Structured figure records
▽

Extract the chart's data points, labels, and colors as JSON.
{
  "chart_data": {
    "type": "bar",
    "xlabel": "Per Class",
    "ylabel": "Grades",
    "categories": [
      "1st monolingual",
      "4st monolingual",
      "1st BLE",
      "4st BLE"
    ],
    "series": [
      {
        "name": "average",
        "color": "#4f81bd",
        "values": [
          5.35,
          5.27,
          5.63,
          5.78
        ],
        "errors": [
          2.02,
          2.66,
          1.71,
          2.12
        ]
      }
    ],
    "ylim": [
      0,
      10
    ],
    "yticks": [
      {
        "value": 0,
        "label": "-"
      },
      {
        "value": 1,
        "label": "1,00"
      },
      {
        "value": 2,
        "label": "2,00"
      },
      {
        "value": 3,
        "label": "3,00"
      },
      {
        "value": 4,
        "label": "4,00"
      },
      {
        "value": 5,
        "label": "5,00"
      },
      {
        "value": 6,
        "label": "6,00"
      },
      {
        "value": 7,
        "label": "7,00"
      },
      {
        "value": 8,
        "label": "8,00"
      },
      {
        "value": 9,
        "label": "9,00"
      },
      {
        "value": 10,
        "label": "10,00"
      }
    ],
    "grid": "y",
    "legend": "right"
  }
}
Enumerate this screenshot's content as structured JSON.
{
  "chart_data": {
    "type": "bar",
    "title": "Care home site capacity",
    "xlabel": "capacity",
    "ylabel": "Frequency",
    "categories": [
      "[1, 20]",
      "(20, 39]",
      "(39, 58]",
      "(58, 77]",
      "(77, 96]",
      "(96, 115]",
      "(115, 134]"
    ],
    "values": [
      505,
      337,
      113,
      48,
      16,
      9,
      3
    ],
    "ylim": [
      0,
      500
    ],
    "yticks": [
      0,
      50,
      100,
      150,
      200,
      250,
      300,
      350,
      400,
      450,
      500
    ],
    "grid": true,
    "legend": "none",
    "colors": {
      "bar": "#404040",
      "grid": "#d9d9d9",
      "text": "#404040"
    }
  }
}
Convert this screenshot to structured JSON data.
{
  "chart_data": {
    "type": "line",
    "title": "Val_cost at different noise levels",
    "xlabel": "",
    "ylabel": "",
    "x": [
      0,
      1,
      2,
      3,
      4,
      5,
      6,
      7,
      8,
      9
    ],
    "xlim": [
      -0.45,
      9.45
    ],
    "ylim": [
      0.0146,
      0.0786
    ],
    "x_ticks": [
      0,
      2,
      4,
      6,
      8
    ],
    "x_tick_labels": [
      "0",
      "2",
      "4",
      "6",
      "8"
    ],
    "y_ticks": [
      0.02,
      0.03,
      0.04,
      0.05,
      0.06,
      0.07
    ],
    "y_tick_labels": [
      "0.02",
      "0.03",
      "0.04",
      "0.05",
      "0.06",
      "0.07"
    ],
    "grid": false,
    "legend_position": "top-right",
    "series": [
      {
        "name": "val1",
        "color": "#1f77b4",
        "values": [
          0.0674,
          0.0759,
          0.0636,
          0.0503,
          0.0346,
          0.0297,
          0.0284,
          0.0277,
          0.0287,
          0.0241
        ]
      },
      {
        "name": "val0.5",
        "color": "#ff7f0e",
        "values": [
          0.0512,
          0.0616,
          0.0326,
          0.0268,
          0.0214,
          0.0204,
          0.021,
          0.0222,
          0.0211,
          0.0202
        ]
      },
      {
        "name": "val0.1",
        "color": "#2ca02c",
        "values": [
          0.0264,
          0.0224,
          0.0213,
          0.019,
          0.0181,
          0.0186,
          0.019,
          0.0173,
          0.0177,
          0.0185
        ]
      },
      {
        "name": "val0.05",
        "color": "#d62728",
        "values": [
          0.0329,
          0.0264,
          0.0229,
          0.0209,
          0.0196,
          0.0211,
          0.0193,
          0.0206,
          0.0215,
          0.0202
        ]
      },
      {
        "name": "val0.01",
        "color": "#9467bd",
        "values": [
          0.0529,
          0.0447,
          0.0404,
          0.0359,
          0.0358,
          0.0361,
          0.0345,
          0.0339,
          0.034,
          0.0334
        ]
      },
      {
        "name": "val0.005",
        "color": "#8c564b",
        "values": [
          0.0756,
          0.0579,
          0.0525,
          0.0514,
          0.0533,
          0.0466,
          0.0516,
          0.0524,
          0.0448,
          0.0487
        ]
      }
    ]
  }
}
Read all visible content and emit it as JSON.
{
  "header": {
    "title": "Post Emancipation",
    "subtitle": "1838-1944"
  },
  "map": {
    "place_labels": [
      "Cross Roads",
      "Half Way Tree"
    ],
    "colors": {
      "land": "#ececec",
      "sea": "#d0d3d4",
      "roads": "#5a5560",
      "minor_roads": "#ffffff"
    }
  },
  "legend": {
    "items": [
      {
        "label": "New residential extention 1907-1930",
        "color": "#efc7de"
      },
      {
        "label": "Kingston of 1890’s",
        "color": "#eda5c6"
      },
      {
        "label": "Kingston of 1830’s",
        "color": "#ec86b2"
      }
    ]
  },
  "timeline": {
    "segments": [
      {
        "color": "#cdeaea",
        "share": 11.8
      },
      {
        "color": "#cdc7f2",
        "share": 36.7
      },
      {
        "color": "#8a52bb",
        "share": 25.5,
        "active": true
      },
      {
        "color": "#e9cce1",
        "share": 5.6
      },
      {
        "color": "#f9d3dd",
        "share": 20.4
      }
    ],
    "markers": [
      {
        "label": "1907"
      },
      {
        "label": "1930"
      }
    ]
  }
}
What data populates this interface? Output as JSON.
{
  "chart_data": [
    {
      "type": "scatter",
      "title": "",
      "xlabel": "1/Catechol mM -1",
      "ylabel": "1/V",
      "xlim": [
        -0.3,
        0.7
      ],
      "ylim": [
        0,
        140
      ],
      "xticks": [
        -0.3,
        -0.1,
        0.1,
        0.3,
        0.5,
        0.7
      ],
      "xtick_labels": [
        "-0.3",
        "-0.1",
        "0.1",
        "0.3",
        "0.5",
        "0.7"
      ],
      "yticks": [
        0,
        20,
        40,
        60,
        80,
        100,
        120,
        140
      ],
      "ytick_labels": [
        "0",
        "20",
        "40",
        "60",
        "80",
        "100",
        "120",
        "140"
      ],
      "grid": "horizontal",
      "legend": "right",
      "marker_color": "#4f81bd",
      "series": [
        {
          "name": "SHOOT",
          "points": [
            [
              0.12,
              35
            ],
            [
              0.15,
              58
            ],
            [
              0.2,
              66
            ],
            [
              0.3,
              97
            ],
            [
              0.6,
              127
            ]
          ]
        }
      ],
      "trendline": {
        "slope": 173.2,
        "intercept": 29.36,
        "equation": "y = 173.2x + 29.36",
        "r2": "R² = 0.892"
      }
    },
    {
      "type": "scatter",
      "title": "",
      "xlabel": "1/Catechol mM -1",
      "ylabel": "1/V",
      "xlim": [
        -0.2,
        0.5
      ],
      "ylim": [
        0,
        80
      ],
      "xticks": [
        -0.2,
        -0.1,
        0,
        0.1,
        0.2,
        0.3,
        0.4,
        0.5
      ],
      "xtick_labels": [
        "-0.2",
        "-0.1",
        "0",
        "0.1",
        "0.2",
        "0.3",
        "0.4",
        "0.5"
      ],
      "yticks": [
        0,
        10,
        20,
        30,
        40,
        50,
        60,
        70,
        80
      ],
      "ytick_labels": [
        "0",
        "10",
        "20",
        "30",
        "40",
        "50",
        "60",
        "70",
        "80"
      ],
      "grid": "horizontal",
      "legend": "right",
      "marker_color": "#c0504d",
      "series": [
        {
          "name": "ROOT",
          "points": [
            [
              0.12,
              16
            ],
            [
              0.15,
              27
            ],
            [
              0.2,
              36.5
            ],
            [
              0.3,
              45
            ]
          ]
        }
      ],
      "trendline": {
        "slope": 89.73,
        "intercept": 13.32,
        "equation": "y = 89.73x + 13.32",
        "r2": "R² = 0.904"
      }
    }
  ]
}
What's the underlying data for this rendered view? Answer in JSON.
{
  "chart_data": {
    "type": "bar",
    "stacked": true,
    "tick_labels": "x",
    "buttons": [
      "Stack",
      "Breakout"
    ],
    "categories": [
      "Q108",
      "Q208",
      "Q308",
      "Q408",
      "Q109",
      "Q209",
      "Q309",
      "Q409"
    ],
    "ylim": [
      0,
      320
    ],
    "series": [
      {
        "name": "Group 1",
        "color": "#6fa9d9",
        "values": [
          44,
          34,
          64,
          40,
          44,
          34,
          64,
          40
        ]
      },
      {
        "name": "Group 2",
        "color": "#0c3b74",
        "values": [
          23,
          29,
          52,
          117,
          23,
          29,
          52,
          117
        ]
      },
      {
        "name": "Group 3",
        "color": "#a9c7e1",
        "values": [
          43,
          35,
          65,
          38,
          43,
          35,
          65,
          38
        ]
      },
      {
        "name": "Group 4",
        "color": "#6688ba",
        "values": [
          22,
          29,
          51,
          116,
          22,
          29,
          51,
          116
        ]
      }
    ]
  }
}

△

In the listing above, find the line containing "What's the underlying", then reproduce it and each line after it through the end, exactly and with nothing added.

### Task solution
What's the underlying data for this rendered view? Answer in JSON.
{
  "chart_data": {
    "type": "bar",
    "stacked": true,
    "tick_labels": "x",
    "buttons": [
      "Stack",
      "Breakout"
    ],
    "categories": [
      "Q108",
      "Q208",
      "Q308",
      "Q408",
      "Q109",
      "Q209",
      "Q309",
      "Q409"
    ],
    "ylim": [
      0,
      320
    ],
    "series": [
      {
        "name": "Group 1",
        "color": "#6fa9d9",
        "values": [
          44,
          34,
          64,
          40,
          44,
          34,
          64,
          40
        ]
      },
      {
        "name": "Group 2",
        "color": "#0c3b74",
        "values": [
          23,
          29,
          52,
          117,
          23,
          29,
          52,
          117
        ]
      },
      {
        "name": "Group 3",
        "color": "#a9c7e1",
        "values": [
          43,
          35,
          65,
          38,
          43,
          35,
          65,
          38
        ]
      },
      {
        "name": "Group 4",
        "color": "#6688ba",
        "values": [
          22,
          29,
          51,
          116,
          22,
          29,
          51,
          116
        ]
      }
    ]
  }
}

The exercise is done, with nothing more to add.